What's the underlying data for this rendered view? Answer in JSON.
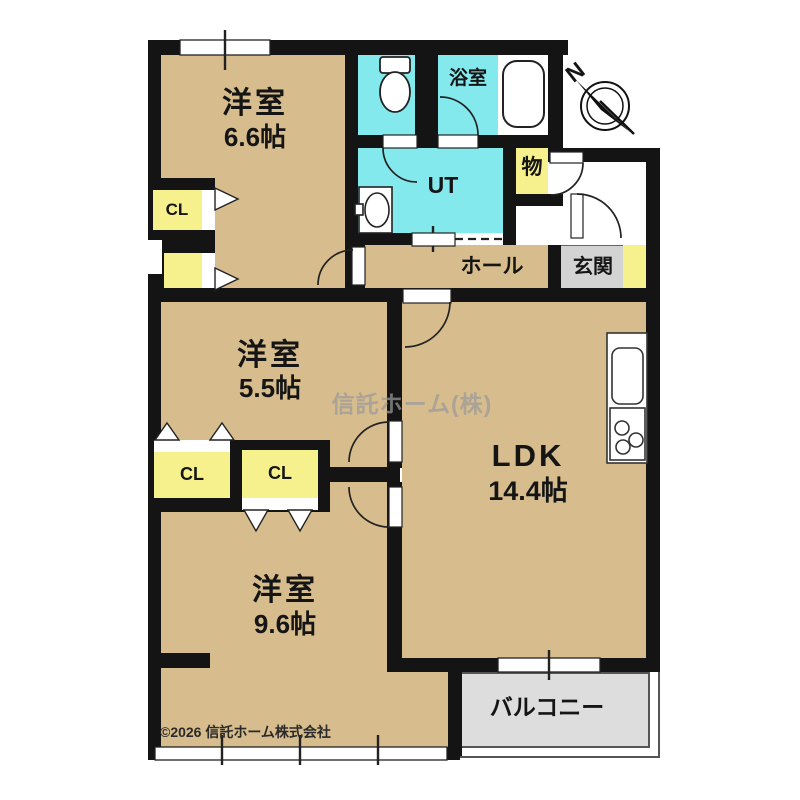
{
  "rooms": {
    "western1": {
      "name": "洋室",
      "size": "6.6帖"
    },
    "western2": {
      "name": "洋室",
      "size": "5.5帖"
    },
    "western3": {
      "name": "洋室",
      "size": "9.6帖"
    },
    "ldk": {
      "name": "LDK",
      "size": "14.4帖"
    },
    "bathroom": {
      "label": "浴室"
    },
    "utility": {
      "label": "UT"
    },
    "storage": {
      "label": "物"
    },
    "hall": {
      "label": "ホール"
    },
    "entrance": {
      "label": "玄関"
    },
    "balcony": {
      "label": "バルコニー"
    },
    "closet_66": {
      "label": "CL"
    },
    "closet_mid_left": {
      "label": "CL"
    },
    "closet_mid_right": {
      "label": "CL"
    }
  },
  "compass": {
    "label": "N"
  },
  "watermark": {
    "text": "信託ホーム(株)"
  },
  "footer": {
    "copyright": "©2026 信託ホーム株式会社"
  },
  "colors": {
    "room_tan": "#d7bc8d",
    "wet_cyan": "#84e9ec",
    "closet_yellow": "#f7f18d",
    "entrance_gray": "#d3d3d3",
    "balcony_gray": "#dddddd",
    "wall": "#141414"
  }
}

========================

Requirements: Transcribe all entries above exactly. Drop the pictures.

Expected answer:
What's the underlying data for this rendered view? Answer in JSON.
{
  "rooms": {
    "western1": {
      "name": "洋室",
      "size": "6.6帖"
    },
    "western2": {
      "name": "洋室",
      "size": "5.5帖"
    },
    "western3": {
      "name": "洋室",
      "size": "9.6帖"
    },
    "ldk": {
      "name": "LDK",
      "size": "14.4帖"
    },
    "bathroom": {
      "label": "浴室"
    },
    "utility": {
      "label": "UT"
    },
    "storage": {
      "label": "物"
    },
    "hall": {
      "label": "ホール"
    },
    "entrance": {
      "label": "玄関"
    },
    "balcony": {
      "label": "バルコニー"
    },
    "closet_66": {
      "label": "CL"
    },
    "closet_mid_left": {
      "label": "CL"
    },
    "closet_mid_right": {
      "label": "CL"
    }
  },
  "compass": {
    "label": "N"
  },
  "watermark": {
    "text": "信託ホーム(株)"
  },
  "footer": {
    "copyright": "©2026 信託ホーム株式会社"
  },
  "colors": {
    "room_tan": "#d7bc8d",
    "wet_cyan": "#84e9ec",
    "closet_yellow": "#f7f18d",
    "entrance_gray": "#d3d3d3",
    "balcony_gray": "#dddddd",
    "wall": "#141414"
  }
}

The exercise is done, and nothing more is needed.